TASK PROMPT » Please write out the material that follows, exactly as it stands.

-- start of RECORD LIST --

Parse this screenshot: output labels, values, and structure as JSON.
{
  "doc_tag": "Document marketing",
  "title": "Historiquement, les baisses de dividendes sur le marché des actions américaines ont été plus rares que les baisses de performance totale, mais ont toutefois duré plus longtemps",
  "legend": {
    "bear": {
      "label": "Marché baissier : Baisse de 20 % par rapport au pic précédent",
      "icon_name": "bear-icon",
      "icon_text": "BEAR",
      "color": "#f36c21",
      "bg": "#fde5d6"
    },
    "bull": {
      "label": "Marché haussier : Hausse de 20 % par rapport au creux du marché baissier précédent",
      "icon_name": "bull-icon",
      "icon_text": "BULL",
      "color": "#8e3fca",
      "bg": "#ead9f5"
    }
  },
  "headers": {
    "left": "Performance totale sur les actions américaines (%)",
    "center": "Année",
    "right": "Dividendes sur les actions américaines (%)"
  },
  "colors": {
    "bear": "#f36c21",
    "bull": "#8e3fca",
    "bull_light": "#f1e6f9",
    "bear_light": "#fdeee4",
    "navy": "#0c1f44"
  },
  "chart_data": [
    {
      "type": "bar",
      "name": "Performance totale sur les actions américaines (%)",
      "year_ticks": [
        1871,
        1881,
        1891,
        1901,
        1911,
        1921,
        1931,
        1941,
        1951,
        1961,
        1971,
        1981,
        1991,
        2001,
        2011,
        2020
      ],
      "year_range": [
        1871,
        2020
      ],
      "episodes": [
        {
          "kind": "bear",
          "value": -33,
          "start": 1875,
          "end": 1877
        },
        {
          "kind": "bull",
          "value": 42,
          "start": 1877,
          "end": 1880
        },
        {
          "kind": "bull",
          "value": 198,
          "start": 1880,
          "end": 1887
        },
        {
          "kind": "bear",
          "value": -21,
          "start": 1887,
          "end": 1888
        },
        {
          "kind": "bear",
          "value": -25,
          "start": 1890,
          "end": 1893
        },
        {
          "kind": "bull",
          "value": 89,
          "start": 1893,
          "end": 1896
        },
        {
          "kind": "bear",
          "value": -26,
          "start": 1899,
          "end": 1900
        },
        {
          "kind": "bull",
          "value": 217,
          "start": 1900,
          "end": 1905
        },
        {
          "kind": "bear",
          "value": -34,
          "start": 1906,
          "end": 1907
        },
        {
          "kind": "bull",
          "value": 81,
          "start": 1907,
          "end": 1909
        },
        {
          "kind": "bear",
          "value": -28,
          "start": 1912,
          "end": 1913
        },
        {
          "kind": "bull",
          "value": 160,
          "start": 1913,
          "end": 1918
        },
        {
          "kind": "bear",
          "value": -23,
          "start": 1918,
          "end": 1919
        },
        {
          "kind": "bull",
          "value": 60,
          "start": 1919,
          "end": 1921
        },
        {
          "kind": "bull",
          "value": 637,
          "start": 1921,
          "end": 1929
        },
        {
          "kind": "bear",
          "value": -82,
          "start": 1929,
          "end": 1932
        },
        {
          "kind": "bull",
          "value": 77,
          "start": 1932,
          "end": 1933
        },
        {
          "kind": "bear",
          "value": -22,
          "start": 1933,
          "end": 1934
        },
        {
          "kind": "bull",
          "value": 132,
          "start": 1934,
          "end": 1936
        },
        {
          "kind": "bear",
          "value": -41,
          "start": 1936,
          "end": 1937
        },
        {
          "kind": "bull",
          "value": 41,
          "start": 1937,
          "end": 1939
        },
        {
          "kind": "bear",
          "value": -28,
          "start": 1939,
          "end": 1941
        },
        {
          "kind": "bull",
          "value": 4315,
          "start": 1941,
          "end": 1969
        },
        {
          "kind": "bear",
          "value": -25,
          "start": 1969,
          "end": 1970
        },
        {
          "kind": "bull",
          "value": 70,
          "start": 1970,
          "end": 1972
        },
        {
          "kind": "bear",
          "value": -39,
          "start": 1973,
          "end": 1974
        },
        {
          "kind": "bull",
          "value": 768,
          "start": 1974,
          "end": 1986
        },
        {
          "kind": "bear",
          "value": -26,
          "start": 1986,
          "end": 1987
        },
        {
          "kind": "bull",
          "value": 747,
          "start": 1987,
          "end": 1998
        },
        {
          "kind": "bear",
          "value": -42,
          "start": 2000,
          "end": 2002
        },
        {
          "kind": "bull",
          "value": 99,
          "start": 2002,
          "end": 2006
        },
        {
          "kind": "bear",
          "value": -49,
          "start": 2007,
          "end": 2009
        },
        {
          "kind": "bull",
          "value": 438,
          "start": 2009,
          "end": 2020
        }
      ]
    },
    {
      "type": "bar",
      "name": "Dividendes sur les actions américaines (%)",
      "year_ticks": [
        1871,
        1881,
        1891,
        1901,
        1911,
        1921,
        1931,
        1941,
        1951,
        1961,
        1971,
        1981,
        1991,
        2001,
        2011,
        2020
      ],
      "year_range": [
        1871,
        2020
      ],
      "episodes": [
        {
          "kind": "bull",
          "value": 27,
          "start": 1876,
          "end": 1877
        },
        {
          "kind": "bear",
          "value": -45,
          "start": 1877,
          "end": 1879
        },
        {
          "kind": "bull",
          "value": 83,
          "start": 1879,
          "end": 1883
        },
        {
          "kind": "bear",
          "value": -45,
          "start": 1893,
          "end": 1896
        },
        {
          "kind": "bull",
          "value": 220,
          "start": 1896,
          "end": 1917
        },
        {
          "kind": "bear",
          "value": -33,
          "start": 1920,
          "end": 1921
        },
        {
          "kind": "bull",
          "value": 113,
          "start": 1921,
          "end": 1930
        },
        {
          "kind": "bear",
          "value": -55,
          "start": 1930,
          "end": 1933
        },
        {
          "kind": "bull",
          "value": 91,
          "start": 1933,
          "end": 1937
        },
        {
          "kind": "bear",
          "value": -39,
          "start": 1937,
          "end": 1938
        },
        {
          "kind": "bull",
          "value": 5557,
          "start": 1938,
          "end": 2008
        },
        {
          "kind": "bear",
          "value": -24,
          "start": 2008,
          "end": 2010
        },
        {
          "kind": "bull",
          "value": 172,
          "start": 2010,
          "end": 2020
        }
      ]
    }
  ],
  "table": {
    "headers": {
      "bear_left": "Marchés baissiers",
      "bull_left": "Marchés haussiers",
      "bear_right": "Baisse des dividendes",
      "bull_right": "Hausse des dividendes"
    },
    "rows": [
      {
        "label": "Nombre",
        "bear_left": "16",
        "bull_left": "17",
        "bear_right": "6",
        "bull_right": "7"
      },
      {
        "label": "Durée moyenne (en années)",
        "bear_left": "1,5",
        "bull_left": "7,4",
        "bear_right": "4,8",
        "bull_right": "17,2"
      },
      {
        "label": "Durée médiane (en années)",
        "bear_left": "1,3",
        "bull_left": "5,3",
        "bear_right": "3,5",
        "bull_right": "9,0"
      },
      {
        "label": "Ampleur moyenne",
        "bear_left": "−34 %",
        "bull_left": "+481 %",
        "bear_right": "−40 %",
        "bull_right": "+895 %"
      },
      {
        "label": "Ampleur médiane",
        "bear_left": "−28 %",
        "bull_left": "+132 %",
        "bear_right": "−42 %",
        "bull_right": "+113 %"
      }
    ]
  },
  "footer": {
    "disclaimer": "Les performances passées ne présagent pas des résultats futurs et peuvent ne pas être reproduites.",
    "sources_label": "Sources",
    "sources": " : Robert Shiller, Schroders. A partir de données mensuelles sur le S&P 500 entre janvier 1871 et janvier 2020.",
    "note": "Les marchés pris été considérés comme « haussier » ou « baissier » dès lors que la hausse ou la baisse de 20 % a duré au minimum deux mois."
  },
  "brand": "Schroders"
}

-- end of RECORD LIST --

CORRECT OUTPUT »
Parse this screenshot: output labels, values, and structure as JSON.
{
  "doc_tag": "Document marketing",
  "title": "Historiquement, les baisses de dividendes sur le marché des actions américaines ont été plus rares que les baisses de performance totale, mais ont toutefois duré plus longtemps",
  "legend": {
    "bear": {
      "label": "Marché baissier : Baisse de 20 % par rapport au pic précédent",
      "icon_name": "bear-icon",
      "icon_text": "BEAR",
      "color": "#f36c21",
      "bg": "#fde5d6"
    },
    "bull": {
      "label": "Marché haussier : Hausse de 20 % par rapport au creux du marché baissier précédent",
      "icon_name": "bull-icon",
      "icon_text": "BULL",
      "color": "#8e3fca",
      "bg": "#ead9f5"
    }
  },
  "headers": {
    "left": "Performance totale sur les actions américaines (%)",
    "center": "Année",
    "right": "Dividendes sur les actions américaines (%)"
  },
  "colors": {
    "bear": "#f36c21",
    "bull": "#8e3fca",
    "bull_light": "#f1e6f9",
    "bear_light": "#fdeee4",
    "navy": "#0c1f44"
  },
  "chart_data": [
    {
      "type": "bar",
      "name": "Performance totale sur les actions américaines (%)",
      "year_ticks": [
        1871,
        1881,
        1891,
        1901,
        1911,
        1921,
        1931,
        1941,
        1951,
        1961,
        1971,
        1981,
        1991,
        2001,
        2011,
        2020
      ],
      "year_range": [
        1871,
        2020
      ],
      "episodes": [
        {
          "kind": "bear",
          "value": -33,
          "start": 1875,
          "end": 1877
        },
        {
          "kind": "bull",
          "value": 42,
          "start": 1877,
          "end": 1880
        },
        {
          "kind": "bull",
          "value": 198,
          "start": 1880,
          "end": 1887
        },
        {
          "kind": "bear",
          "value": -21,
          "start": 1887,
          "end": 1888
        },
        {
          "kind": "bear",
          "value": -25,
          "start": 1890,
          "end": 1893
        },
        {
          "kind": "bull",
          "value": 89,
          "start": 1893,
          "end": 1896
        },
        {
          "kind": "bear",
          "value": -26,
          "start": 1899,
          "end": 1900
        },
        {
          "kind": "bull",
          "value": 217,
          "start": 1900,
          "end": 1905
        },
        {
          "kind": "bear",
          "value": -34,
          "start": 1906,
          "end": 1907
        },
        {
          "kind": "bull",
          "value": 81,
          "start": 1907,
          "end": 1909
        },
        {
          "kind": "bear",
          "value": -28,
          "start": 1912,
          "end": 1913
        },
        {
          "kind": "bull",
          "value": 160,
          "start": 1913,
          "end": 1918
        },
        {
          "kind": "bear",
          "value": -23,
          "start": 1918,
          "end": 1919
        },
        {
          "kind": "bull",
          "value": 60,
          "start": 1919,
          "end": 1921
        },
        {
          "kind": "bull",
          "value": 637,
          "start": 1921,
          "end": 1929
        },
        {
          "kind": "bear",
          "value": -82,
          "start": 1929,
          "end": 1932
        },
        {
          "kind": "bull",
          "value": 77,
          "start": 1932,
          "end": 1933
        },
        {
          "kind": "bear",
          "value": -22,
          "start": 1933,
          "end": 1934
        },
        {
          "kind": "bull",
          "value": 132,
          "start": 1934,
          "end": 1936
        },
        {
          "kind": "bear",
          "value": -41,
          "start": 1936,
          "end": 1937
        },
        {
          "kind": "bull",
          "value": 41,
          "start": 1937,
          "end": 1939
        },
        {
          "kind": "bear",
          "value": -28,
          "start": 1939,
          "end": 1941
        },
        {
          "kind": "bull",
          "value": 4315,
          "start": 1941,
          "end": 1969
        },
        {
          "kind": "bear",
          "value": -25,
          "start": 1969,
          "end": 1970
        },
        {
          "kind": "bull",
          "value": 70,
          "start": 1970,
          "end": 1972
        },
        {
          "kind": "bear",
          "value": -39,
          "start": 1973,
          "end": 1974
        },
        {
          "kind": "bull",
          "value": 768,
          "start": 1974,
          "end": 1986
        },
        {
          "kind": "bear",
          "value": -26,
          "start": 1986,
          "end": 1987
        },
        {
          "kind": "bull",
          "value": 747,
          "start": 1987,
          "end": 1998
        },
        {
          "kind": "bear",
          "value": -42,
          "start": 2000,
          "end": 2002
        },
        {
          "kind": "bull",
          "value": 99,
          "start": 2002,
          "end": 2006
        },
        {
          "kind": "bear",
          "value": -49,
          "start": 2007,
          "end": 2009
        },
        {
          "kind": "bull",
          "value": 438,
          "start": 2009,
          "end": 2020
        }
      ]
    },
    {
      "type": "bar",
      "name": "Dividendes sur les actions américaines (%)",
      "year_ticks": [
        1871,
        1881,
        1891,
        1901,
        1911,
        1921,
        1931,
        1941,
        1951,
        1961,
        1971,
        1981,
        1991,
        2001,
        2011,
        2020
      ],
      "year_range": [
        1871,
        2020
      ],
      "episodes": [
        {
          "kind": "bull",
          "value": 27,
          "start": 1876,
          "end": 1877
        },
        {
          "kind": "bear",
          "value": -45,
          "start": 1877,
          "end": 1879
        },
        {
          "kind": "bull",
          "value": 83,
          "start": 1879,
          "end": 1883
        },
        {
          "kind": "bear",
          "value": -45,
          "start": 1893,
          "end": 1896
        },
        {
          "kind": "bull",
          "value": 220,
          "start": 1896,
          "end": 1917
        },
        {
          "kind": "bear",
          "value": -33,
          "start": 1920,
          "end": 1921
        },
        {
          "kind": "bull",
          "value": 113,
          "start": 1921,
          "end": 1930
        },
        {
          "kind": "bear",
          "value": -55,
          "start": 1930,
          "end": 1933
        },
        {
          "kind": "bull",
          "value": 91,
          "start": 1933,
          "end": 1937
        },
        {
          "kind": "bear",
          "value": -39,
          "start": 1937,
          "end": 1938
        },
        {
          "kind": "bull",
          "value": 5557,
          "start": 1938,
          "end": 2008
        },
        {
          "kind": "bear",
          "value": -24,
          "start": 2008,
          "end": 2010
        },
        {
          "kind": "bull",
          "value": 172,
          "start": 2010,
          "end": 2020
        }
      ]
    }
  ],
  "table": {
    "headers": {
      "bear_left": "Marchés baissiers",
      "bull_left": "Marchés haussiers",
      "bear_right": "Baisse des dividendes",
      "bull_right": "Hausse des dividendes"
    },
    "rows": [
      {
        "label": "Nombre",
        "bear_left": "16",
        "bull_left": "17",
        "bear_right": "6",
        "bull_right": "7"
      },
      {
        "label": "Durée moyenne (en années)",
        "bear_left": "1,5",
        "bull_left": "7,4",
        "bear_right": "4,8",
        "bull_right": "17,2"
      },
      {
        "label": "Durée médiane (en années)",
        "bear_left": "1,3",
        "bull_left": "5,3",
        "bear_right": "3,5",
        "bull_right": "9,0"
      },
      {
        "label": "Ampleur moyenne",
        "bear_left": "−34 %",
        "bull_left": "+481 %",
        "bear_right": "−40 %",
        "bull_right": "+895 %"
      },
      {
        "label": "Ampleur médiane",
        "bear_left": "−28 %",
        "bull_left": "+132 %",
        "bear_right": "−42 %",
        "bull_right": "+113 %"
      }
    ]
  },
  "footer": {
    "disclaimer": "Les performances passées ne présagent pas des résultats futurs et peuvent ne pas être reproduites.",
    "sources_label": "Sources",
    "sources": " : Robert Shiller, Schroders. A partir de données mensuelles sur le S&P 500 entre janvier 1871 et janvier 2020.",
    "note": "Les marchés pris été considérés comme « haussier » ou « baissier » dès lors que la hausse ou la baisse de 20 % a duré au minimum deux mois."
  },
  "brand": "Schroders"
}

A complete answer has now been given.